— begin Given data —

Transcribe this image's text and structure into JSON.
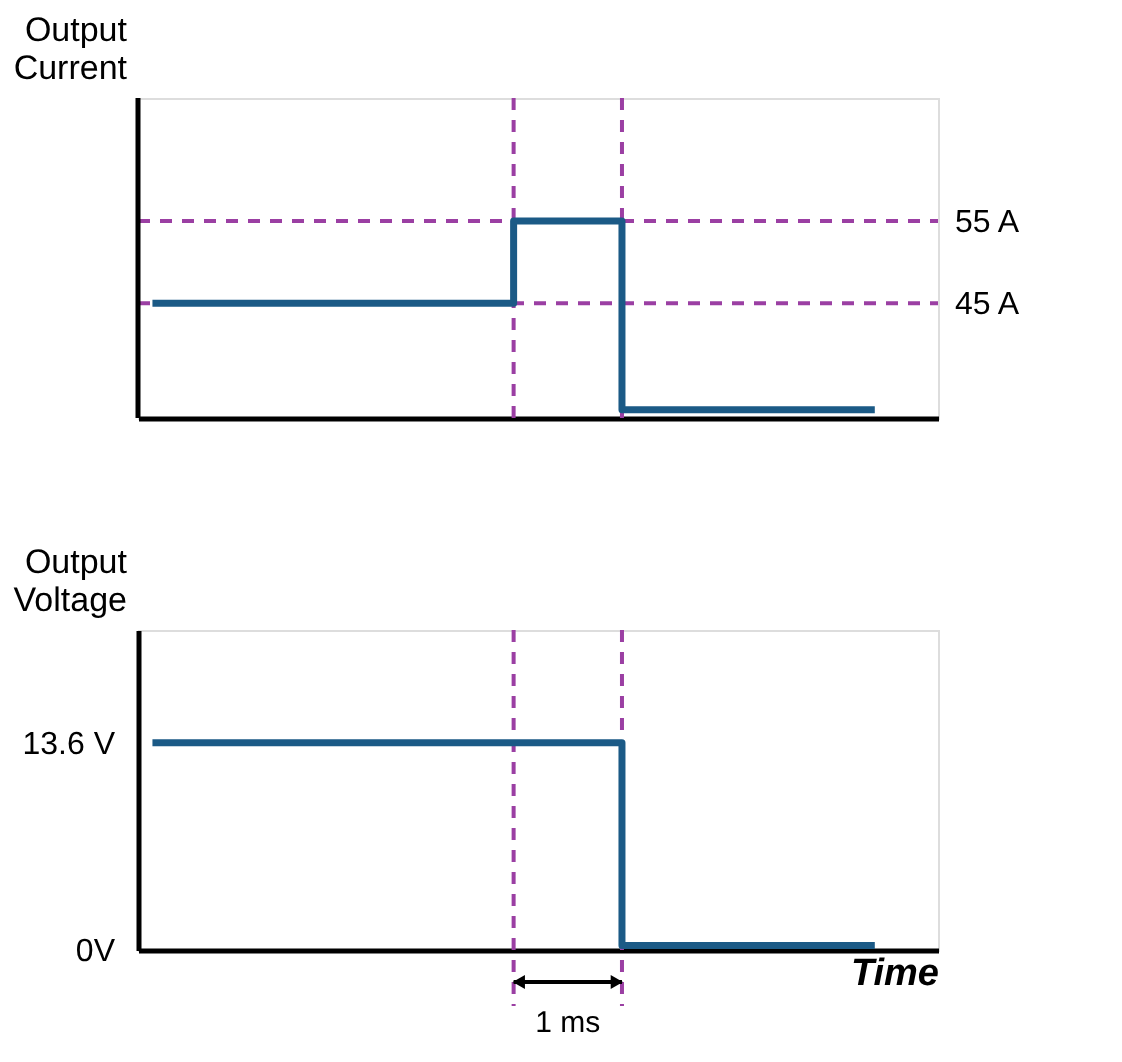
{
  "chart_data": [
    {
      "type": "step",
      "ylabel": "Output Current",
      "categories": [
        null,
        null,
        null,
        null,
        null,
        null,
        null,
        null,
        null,
        null,
        null,
        null,
        null,
        null,
        null,
        null,
        null,
        null,
        null,
        null,
        null
      ],
      "series": [
        {
          "color": "#1b5a86",
          "values": [
            45,
            45,
            45,
            45,
            45,
            45,
            45,
            45,
            45,
            45,
            55,
            55,
            55,
            32,
            32,
            32,
            32,
            32,
            32,
            32,
            32
          ]
        }
      ],
      "ylim": [
        31,
        70
      ],
      "yticks": [
        {
          "value": 55,
          "label": "55 A"
        },
        {
          "value": 45,
          "label": "45 A"
        }
      ],
      "tick_labels": "y",
      "ref_lines": [
        {
          "axis": "y",
          "value": 55,
          "color": "#9b3fa3",
          "line_style": "dashed"
        },
        {
          "axis": "y",
          "value": 45,
          "color": "#9b3fa3",
          "line_style": "dashed"
        }
      ]
    },
    {
      "type": "step",
      "ylabel": "Output Voltage",
      "xlabel": "Time",
      "categories": [
        null,
        null,
        null,
        null,
        null,
        null,
        null,
        null,
        null,
        null,
        null,
        null,
        null,
        null,
        null,
        null,
        null,
        null,
        null,
        null,
        null
      ],
      "values": [
        13.6,
        13.6,
        13.6,
        13.6,
        13.6,
        13.6,
        13.6,
        13.6,
        13.6,
        13.6,
        13.6,
        13.6,
        13.6,
        0.3,
        0.3,
        0.3,
        0.3,
        0.3,
        0.3,
        0.3,
        0.3
      ],
      "color": "#1b5a86",
      "ylim": [
        0,
        21
      ],
      "yticks": [
        {
          "value": 0,
          "label": "0V"
        },
        {
          "value": 13.6,
          "label": "13.6 V"
        }
      ],
      "tick_labels": "y",
      "annotations": [
        "1 ms"
      ]
    }
  ]
}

— end Given data —

- [Given task]
Write every entry out again exactly, dropping the pictures.

- [Written response]
Transcribe this image's text and structure into JSON.
{
  "chart_data": [
    {
      "type": "step",
      "ylabel": "Output Current",
      "categories": [
        null,
        null,
        null,
        null,
        null,
        null,
        null,
        null,
        null,
        null,
        null,
        null,
        null,
        null,
        null,
        null,
        null,
        null,
        null,
        null,
        null
      ],
      "series": [
        {
          "color": "#1b5a86",
          "values": [
            45,
            45,
            45,
            45,
            45,
            45,
            45,
            45,
            45,
            45,
            55,
            55,
            55,
            32,
            32,
            32,
            32,
            32,
            32,
            32,
            32
          ]
        }
      ],
      "ylim": [
        31,
        70
      ],
      "yticks": [
        {
          "value": 55,
          "label": "55 A"
        },
        {
          "value": 45,
          "label": "45 A"
        }
      ],
      "tick_labels": "y",
      "ref_lines": [
        {
          "axis": "y",
          "value": 55,
          "color": "#9b3fa3",
          "line_style": "dashed"
        },
        {
          "axis": "y",
          "value": 45,
          "color": "#9b3fa3",
          "line_style": "dashed"
        }
      ]
    },
    {
      "type": "step",
      "ylabel": "Output Voltage",
      "xlabel": "Time",
      "categories": [
        null,
        null,
        null,
        null,
        null,
        null,
        null,
        null,
        null,
        null,
        null,
        null,
        null,
        null,
        null,
        null,
        null,
        null,
        null,
        null,
        null
      ],
      "values": [
        13.6,
        13.6,
        13.6,
        13.6,
        13.6,
        13.6,
        13.6,
        13.6,
        13.6,
        13.6,
        13.6,
        13.6,
        13.6,
        0.3,
        0.3,
        0.3,
        0.3,
        0.3,
        0.3,
        0.3,
        0.3
      ],
      "color": "#1b5a86",
      "ylim": [
        0,
        21
      ],
      "yticks": [
        {
          "value": 0,
          "label": "0V"
        },
        {
          "value": 13.6,
          "label": "13.6 V"
        }
      ],
      "tick_labels": "y",
      "annotations": [
        "1 ms"
      ]
    }
  ]
}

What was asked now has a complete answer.